| Task |
Work out the number of lines containing "Hamburg". Answer with nothing but that number.

--- Records for the task ---

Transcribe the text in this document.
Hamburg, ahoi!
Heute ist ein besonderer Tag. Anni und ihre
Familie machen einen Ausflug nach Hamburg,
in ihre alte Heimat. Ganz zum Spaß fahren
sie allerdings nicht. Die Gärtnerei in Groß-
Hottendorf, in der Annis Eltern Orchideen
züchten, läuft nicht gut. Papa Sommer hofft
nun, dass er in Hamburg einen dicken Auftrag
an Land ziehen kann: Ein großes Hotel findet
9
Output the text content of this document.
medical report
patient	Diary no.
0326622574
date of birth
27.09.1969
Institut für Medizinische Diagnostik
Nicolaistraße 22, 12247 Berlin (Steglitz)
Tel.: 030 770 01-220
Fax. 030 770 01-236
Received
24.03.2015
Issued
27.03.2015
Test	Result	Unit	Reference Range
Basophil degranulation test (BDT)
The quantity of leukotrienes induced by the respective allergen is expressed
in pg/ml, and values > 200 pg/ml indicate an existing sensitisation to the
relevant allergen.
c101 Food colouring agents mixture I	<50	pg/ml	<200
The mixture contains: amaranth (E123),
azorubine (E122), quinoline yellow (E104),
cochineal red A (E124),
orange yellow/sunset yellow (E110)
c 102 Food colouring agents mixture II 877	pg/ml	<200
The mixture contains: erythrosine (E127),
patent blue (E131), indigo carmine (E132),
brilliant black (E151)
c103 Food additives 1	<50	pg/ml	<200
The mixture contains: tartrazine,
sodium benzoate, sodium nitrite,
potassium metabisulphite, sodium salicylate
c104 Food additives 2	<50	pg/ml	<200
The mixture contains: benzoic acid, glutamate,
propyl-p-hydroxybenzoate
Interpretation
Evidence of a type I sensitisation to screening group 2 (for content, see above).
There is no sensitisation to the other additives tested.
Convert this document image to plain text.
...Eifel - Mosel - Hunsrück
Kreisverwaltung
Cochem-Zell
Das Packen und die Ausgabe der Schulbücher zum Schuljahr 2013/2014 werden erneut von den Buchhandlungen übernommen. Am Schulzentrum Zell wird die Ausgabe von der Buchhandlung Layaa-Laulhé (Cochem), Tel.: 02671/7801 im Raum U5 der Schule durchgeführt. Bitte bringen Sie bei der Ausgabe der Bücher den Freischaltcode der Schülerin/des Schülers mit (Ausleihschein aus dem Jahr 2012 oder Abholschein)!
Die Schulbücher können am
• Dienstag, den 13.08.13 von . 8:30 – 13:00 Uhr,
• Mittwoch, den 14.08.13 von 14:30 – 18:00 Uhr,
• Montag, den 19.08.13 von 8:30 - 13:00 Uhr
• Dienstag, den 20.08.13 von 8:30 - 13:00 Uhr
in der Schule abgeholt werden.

---

| Answer for this exercise |
3